**Exercise requirements:**
Identify the lines bearing the string "Degrees" and gather them.

================================

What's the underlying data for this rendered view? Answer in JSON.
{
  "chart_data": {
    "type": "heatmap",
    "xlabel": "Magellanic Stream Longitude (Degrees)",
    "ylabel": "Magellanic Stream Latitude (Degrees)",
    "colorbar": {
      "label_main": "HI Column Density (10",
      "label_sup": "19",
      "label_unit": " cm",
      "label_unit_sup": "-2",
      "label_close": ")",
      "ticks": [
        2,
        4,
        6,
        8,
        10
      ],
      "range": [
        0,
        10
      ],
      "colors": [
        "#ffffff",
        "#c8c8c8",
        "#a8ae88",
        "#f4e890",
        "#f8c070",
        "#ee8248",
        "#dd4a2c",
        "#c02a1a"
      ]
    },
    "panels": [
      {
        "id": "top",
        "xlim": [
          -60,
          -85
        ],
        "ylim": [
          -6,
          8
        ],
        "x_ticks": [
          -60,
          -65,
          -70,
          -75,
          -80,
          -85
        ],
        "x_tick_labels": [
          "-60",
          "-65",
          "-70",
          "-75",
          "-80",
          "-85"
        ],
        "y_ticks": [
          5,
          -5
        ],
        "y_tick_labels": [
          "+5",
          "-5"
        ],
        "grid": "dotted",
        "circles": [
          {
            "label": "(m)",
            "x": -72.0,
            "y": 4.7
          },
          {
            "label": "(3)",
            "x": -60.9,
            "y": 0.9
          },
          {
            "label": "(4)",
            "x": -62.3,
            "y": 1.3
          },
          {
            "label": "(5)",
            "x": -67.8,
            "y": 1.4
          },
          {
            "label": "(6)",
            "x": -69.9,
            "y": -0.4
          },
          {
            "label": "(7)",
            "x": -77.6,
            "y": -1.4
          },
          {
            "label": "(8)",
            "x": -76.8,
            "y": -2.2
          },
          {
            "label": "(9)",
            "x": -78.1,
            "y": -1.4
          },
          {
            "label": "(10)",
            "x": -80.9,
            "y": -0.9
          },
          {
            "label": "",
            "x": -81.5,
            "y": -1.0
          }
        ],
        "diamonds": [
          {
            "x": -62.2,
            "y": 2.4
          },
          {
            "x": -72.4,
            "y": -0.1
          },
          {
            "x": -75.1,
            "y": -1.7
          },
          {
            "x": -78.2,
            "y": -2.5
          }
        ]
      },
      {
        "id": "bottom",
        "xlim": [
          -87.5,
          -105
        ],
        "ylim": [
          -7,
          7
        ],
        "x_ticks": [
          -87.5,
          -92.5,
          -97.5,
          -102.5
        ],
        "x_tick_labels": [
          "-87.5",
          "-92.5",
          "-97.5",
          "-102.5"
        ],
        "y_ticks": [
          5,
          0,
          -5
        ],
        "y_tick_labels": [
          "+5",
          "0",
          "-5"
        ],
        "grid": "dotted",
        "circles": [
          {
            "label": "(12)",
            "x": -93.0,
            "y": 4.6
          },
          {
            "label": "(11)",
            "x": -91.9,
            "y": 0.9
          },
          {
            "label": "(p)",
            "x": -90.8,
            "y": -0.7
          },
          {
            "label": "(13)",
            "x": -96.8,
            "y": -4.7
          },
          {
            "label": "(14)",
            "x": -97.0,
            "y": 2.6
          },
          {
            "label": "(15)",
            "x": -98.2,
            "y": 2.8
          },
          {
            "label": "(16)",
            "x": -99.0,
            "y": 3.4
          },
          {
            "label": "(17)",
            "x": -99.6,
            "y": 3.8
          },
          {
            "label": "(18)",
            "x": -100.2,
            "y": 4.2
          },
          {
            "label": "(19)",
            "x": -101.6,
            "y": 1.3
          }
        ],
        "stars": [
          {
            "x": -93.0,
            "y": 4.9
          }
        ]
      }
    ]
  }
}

================================

**Task output:**
    "xlabel": "Magellanic Stream Longitude (Degrees)",
    "ylabel": "Magellanic Stream Latitude (Degrees)",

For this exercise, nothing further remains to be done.